Without the pictures, give the entries below again exactly as written.

Figure content listings:
[start]

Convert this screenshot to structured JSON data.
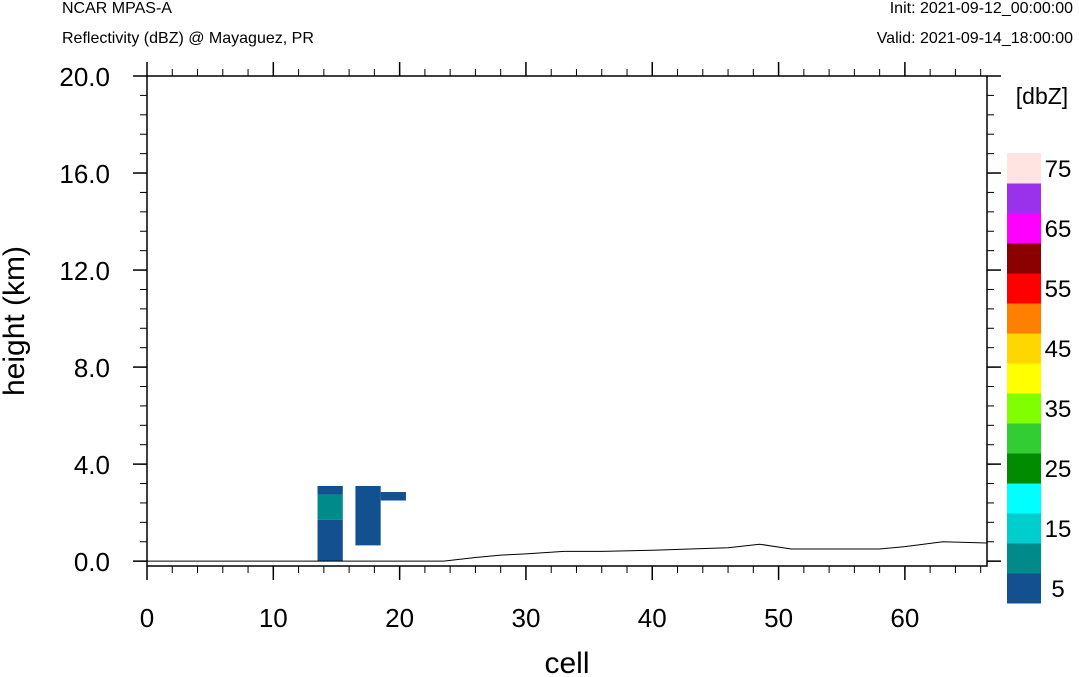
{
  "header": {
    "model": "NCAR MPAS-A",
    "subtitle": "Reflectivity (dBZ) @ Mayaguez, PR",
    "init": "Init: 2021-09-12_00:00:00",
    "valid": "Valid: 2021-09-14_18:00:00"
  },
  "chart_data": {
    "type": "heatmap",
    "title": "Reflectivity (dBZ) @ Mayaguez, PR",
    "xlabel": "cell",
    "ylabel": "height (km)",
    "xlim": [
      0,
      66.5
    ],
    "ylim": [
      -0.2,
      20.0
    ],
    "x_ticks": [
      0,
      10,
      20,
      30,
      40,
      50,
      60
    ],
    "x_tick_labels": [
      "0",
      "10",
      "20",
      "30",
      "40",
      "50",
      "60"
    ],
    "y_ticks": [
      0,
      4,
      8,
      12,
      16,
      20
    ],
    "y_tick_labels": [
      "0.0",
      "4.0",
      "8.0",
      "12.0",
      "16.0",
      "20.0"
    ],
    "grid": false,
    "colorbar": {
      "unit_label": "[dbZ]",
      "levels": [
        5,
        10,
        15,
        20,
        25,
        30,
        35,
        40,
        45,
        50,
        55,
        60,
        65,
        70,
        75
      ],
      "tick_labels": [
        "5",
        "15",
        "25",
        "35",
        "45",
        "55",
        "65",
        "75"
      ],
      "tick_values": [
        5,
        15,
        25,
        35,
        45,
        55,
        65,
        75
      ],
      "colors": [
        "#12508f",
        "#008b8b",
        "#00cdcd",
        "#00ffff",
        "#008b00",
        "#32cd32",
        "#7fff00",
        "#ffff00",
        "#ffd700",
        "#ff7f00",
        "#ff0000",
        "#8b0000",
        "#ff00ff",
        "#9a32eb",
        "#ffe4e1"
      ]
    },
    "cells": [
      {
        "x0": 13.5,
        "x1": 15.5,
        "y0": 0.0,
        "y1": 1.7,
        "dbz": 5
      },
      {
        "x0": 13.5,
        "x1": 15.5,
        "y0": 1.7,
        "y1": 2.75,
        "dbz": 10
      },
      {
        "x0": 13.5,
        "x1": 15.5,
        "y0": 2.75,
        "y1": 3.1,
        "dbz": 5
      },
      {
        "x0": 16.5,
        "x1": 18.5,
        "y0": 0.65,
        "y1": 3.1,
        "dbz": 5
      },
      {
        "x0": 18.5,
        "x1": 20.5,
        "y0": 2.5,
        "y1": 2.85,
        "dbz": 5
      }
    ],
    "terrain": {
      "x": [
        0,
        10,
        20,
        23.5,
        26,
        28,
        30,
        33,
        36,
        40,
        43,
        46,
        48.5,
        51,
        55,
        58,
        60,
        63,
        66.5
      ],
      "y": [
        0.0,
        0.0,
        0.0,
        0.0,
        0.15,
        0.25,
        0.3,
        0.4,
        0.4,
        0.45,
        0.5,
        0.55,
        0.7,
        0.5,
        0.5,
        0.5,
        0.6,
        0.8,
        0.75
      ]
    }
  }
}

[end]

◆ **RIGHT ANSWER**:
Convert this screenshot to structured JSON data.
{
  "header": {
    "model": "NCAR MPAS-A",
    "subtitle": "Reflectivity (dBZ) @ Mayaguez, PR",
    "init": "Init: 2021-09-12_00:00:00",
    "valid": "Valid: 2021-09-14_18:00:00"
  },
  "chart_data": {
    "type": "heatmap",
    "title": "Reflectivity (dBZ) @ Mayaguez, PR",
    "xlabel": "cell",
    "ylabel": "height (km)",
    "xlim": [
      0,
      66.5
    ],
    "ylim": [
      -0.2,
      20.0
    ],
    "x_ticks": [
      0,
      10,
      20,
      30,
      40,
      50,
      60
    ],
    "x_tick_labels": [
      "0",
      "10",
      "20",
      "30",
      "40",
      "50",
      "60"
    ],
    "y_ticks": [
      0,
      4,
      8,
      12,
      16,
      20
    ],
    "y_tick_labels": [
      "0.0",
      "4.0",
      "8.0",
      "12.0",
      "16.0",
      "20.0"
    ],
    "grid": false,
    "colorbar": {
      "unit_label": "[dbZ]",
      "levels": [
        5,
        10,
        15,
        20,
        25,
        30,
        35,
        40,
        45,
        50,
        55,
        60,
        65,
        70,
        75
      ],
      "tick_labels": [
        "5",
        "15",
        "25",
        "35",
        "45",
        "55",
        "65",
        "75"
      ],
      "tick_values": [
        5,
        15,
        25,
        35,
        45,
        55,
        65,
        75
      ],
      "colors": [
        "#12508f",
        "#008b8b",
        "#00cdcd",
        "#00ffff",
        "#008b00",
        "#32cd32",
        "#7fff00",
        "#ffff00",
        "#ffd700",
        "#ff7f00",
        "#ff0000",
        "#8b0000",
        "#ff00ff",
        "#9a32eb",
        "#ffe4e1"
      ]
    },
    "cells": [
      {
        "x0": 13.5,
        "x1": 15.5,
        "y0": 0.0,
        "y1": 1.7,
        "dbz": 5
      },
      {
        "x0": 13.5,
        "x1": 15.5,
        "y0": 1.7,
        "y1": 2.75,
        "dbz": 10
      },
      {
        "x0": 13.5,
        "x1": 15.5,
        "y0": 2.75,
        "y1": 3.1,
        "dbz": 5
      },
      {
        "x0": 16.5,
        "x1": 18.5,
        "y0": 0.65,
        "y1": 3.1,
        "dbz": 5
      },
      {
        "x0": 18.5,
        "x1": 20.5,
        "y0": 2.5,
        "y1": 2.85,
        "dbz": 5
      }
    ],
    "terrain": {
      "x": [
        0,
        10,
        20,
        23.5,
        26,
        28,
        30,
        33,
        36,
        40,
        43,
        46,
        48.5,
        51,
        55,
        58,
        60,
        63,
        66.5
      ],
      "y": [
        0.0,
        0.0,
        0.0,
        0.0,
        0.15,
        0.25,
        0.3,
        0.4,
        0.4,
        0.45,
        0.5,
        0.55,
        0.7,
        0.5,
        0.5,
        0.5,
        0.6,
        0.8,
        0.75
      ]
    }
  }
}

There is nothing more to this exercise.